SHORT EXERCISE — Find all lines in the records that include the word "JSON", and copy them out.

EXERCISE MATERIALS start

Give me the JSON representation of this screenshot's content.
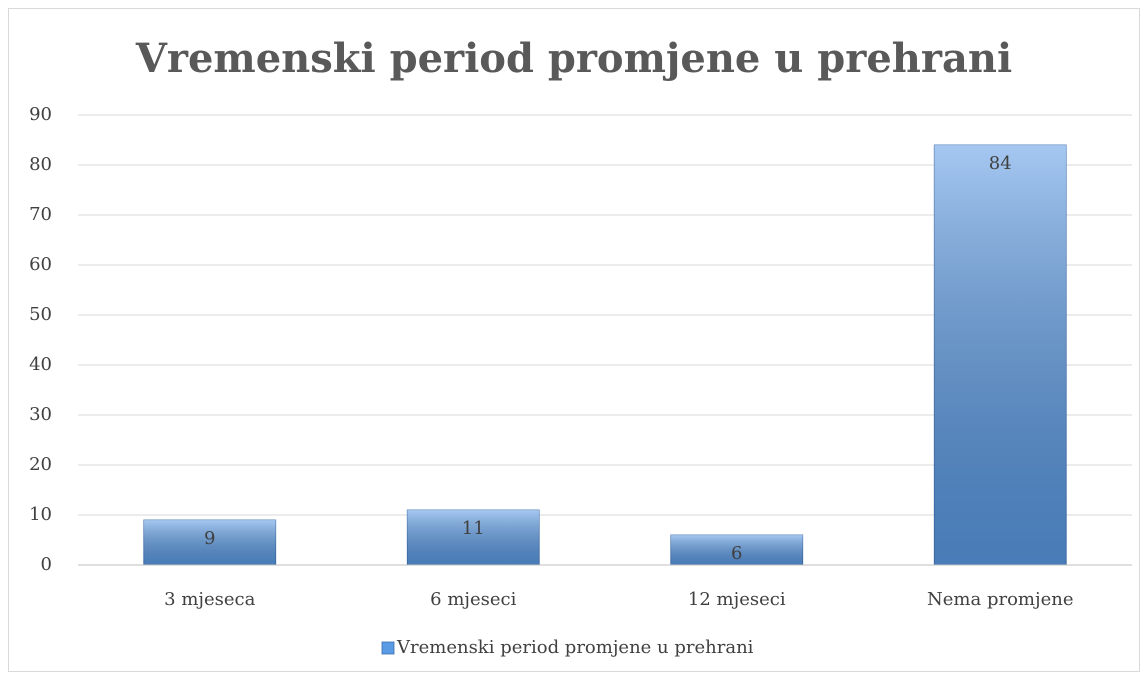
{
  "chart_data": {
    "type": "bar",
    "title": "Vremenski period promjene u prehrani",
    "categories": [
      "3 mjeseca",
      "6 mjeseci",
      "12 mjeseci",
      "Nema promjene"
    ],
    "series": [
      {
        "name": "Vremenski period promjene u prehrani",
        "color": "#5b9be6",
        "values": [
          9,
          11,
          6,
          84
        ]
      }
    ],
    "ylim": [
      0,
      90
    ],
    "yticks": [
      0,
      10,
      20,
      30,
      40,
      50,
      60,
      70,
      80,
      90
    ],
    "grid": true,
    "legend": "bottom"
  }
}
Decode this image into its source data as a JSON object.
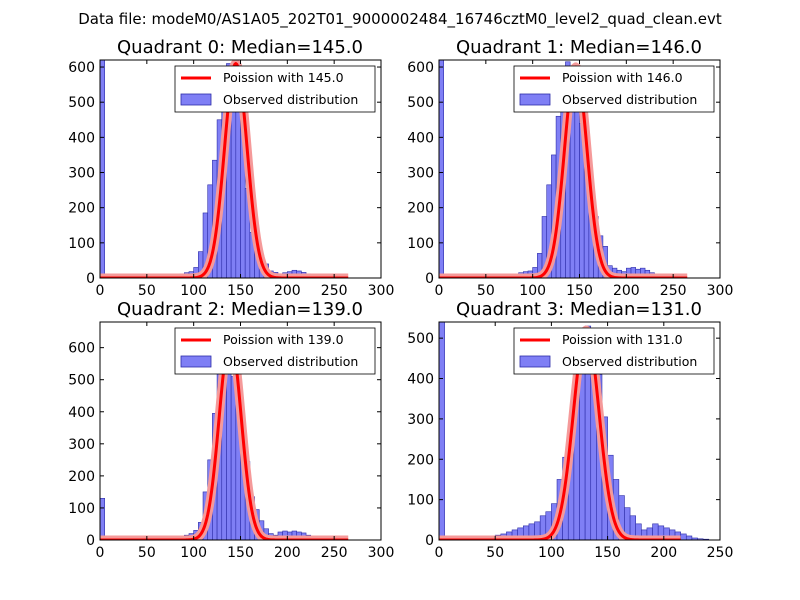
{
  "suptitle": "Data file: modeM0/AS1A05_202T01_9000002484_16746cztM0_level2_quad_clean.evt",
  "colors": {
    "bars": "#7f7ff5",
    "bar_edge": "#2c2ca8",
    "poisson": "#ff0000",
    "poisson_light": "#f59a9a"
  },
  "chart_data": [
    {
      "type": "bar",
      "title": "Quadrant 0: Median=145.0",
      "xlim": [
        0,
        300
      ],
      "ylim": [
        0,
        620
      ],
      "xticks": [
        0,
        50,
        100,
        150,
        200,
        250,
        300
      ],
      "yticks": [
        0,
        100,
        200,
        300,
        400,
        500,
        600
      ],
      "legend": {
        "placement": "top-right",
        "entries": [
          "Poission with 145.0",
          "Observed distribution"
        ]
      },
      "bin_width": 5,
      "bins_x": [
        0,
        55,
        60,
        65,
        70,
        75,
        80,
        85,
        90,
        95,
        100,
        105,
        110,
        115,
        120,
        125,
        130,
        135,
        140,
        145,
        150,
        155,
        160,
        165,
        170,
        175,
        180,
        185,
        190,
        195,
        200,
        205,
        210,
        215,
        220,
        225,
        230,
        235,
        240,
        245,
        250
      ],
      "bins_y": [
        620,
        2,
        2,
        3,
        4,
        5,
        10,
        12,
        15,
        18,
        30,
        75,
        185,
        265,
        335,
        450,
        575,
        610,
        600,
        520,
        450,
        255,
        130,
        105,
        60,
        40,
        20,
        16,
        12,
        15,
        18,
        22,
        20,
        16,
        12,
        10,
        6,
        3,
        2,
        1,
        1
      ],
      "poisson": {
        "mean": 145.0,
        "amplitude": 610
      }
    },
    {
      "type": "bar",
      "title": "Quadrant 1: Median=146.0",
      "xlim": [
        0,
        300
      ],
      "ylim": [
        0,
        620
      ],
      "xticks": [
        0,
        50,
        100,
        150,
        200,
        250,
        300
      ],
      "yticks": [
        0,
        100,
        200,
        300,
        400,
        500,
        600
      ],
      "legend": {
        "placement": "top-right",
        "entries": [
          "Poission with 146.0",
          "Observed distribution"
        ]
      },
      "bin_width": 5,
      "bins_x": [
        0,
        55,
        60,
        65,
        70,
        75,
        80,
        85,
        90,
        95,
        100,
        105,
        110,
        115,
        120,
        125,
        130,
        135,
        140,
        145,
        150,
        155,
        160,
        165,
        170,
        175,
        180,
        185,
        190,
        195,
        200,
        205,
        210,
        215,
        220,
        225,
        230,
        235,
        240,
        245,
        250
      ],
      "bins_y": [
        620,
        2,
        2,
        3,
        5,
        8,
        10,
        15,
        18,
        20,
        30,
        70,
        175,
        265,
        350,
        460,
        565,
        615,
        600,
        500,
        440,
        310,
        240,
        175,
        120,
        90,
        35,
        28,
        22,
        18,
        28,
        30,
        25,
        28,
        22,
        15,
        10,
        5,
        3,
        2,
        1
      ],
      "poisson": {
        "mean": 146.0,
        "amplitude": 600
      }
    },
    {
      "type": "bar",
      "title": "Quadrant 2: Median=139.0",
      "xlim": [
        0,
        300
      ],
      "ylim": [
        0,
        680
      ],
      "xticks": [
        0,
        50,
        100,
        150,
        200,
        250,
        300
      ],
      "yticks": [
        0,
        100,
        200,
        300,
        400,
        500,
        600
      ],
      "legend": {
        "placement": "top-right",
        "entries": [
          "Poission with 139.0",
          "Observed distribution"
        ]
      },
      "bin_width": 5,
      "bins_x": [
        0,
        50,
        55,
        60,
        65,
        70,
        75,
        80,
        85,
        90,
        95,
        100,
        105,
        110,
        115,
        120,
        125,
        130,
        135,
        140,
        145,
        150,
        155,
        160,
        165,
        170,
        175,
        180,
        185,
        190,
        195,
        200,
        205,
        210,
        215,
        220,
        225,
        230,
        235,
        240,
        245,
        250
      ],
      "bins_y": [
        130,
        2,
        2,
        3,
        4,
        5,
        6,
        10,
        12,
        15,
        20,
        30,
        55,
        150,
        250,
        395,
        555,
        640,
        625,
        510,
        420,
        330,
        245,
        135,
        95,
        60,
        35,
        20,
        15,
        25,
        28,
        25,
        28,
        25,
        22,
        15,
        12,
        8,
        5,
        3,
        2,
        1
      ],
      "poisson": {
        "mean": 139.0,
        "amplitude": 630
      }
    },
    {
      "type": "bar",
      "title": "Quadrant 3: Median=131.0",
      "xlim": [
        0,
        250
      ],
      "ylim": [
        0,
        540
      ],
      "xticks": [
        0,
        50,
        100,
        150,
        200,
        250
      ],
      "yticks": [
        0,
        100,
        200,
        300,
        400,
        500
      ],
      "legend": {
        "placement": "top-right",
        "entries": [
          "Poission with 131.0",
          "Observed distribution"
        ]
      },
      "bin_width": 5,
      "bins_x": [
        0,
        40,
        45,
        50,
        55,
        60,
        65,
        70,
        75,
        80,
        85,
        90,
        95,
        100,
        105,
        110,
        115,
        120,
        125,
        130,
        135,
        140,
        145,
        150,
        155,
        160,
        165,
        170,
        175,
        180,
        185,
        190,
        195,
        200,
        205,
        210,
        215,
        220,
        225,
        230,
        235
      ],
      "bins_y": [
        540,
        5,
        8,
        12,
        15,
        20,
        25,
        30,
        35,
        40,
        45,
        60,
        70,
        90,
        150,
        205,
        265,
        360,
        480,
        530,
        490,
        410,
        305,
        210,
        150,
        110,
        80,
        60,
        40,
        25,
        30,
        40,
        35,
        30,
        25,
        20,
        15,
        10,
        5,
        3,
        2
      ],
      "poisson": {
        "mean": 131.0,
        "amplitude": 520
      }
    }
  ]
}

EXERCISE MATERIALS end

OUTPUT OF THE EXERCISE —
Give me the JSON representation of this screenshot's content.
Decode this image into its source data as a JSON object.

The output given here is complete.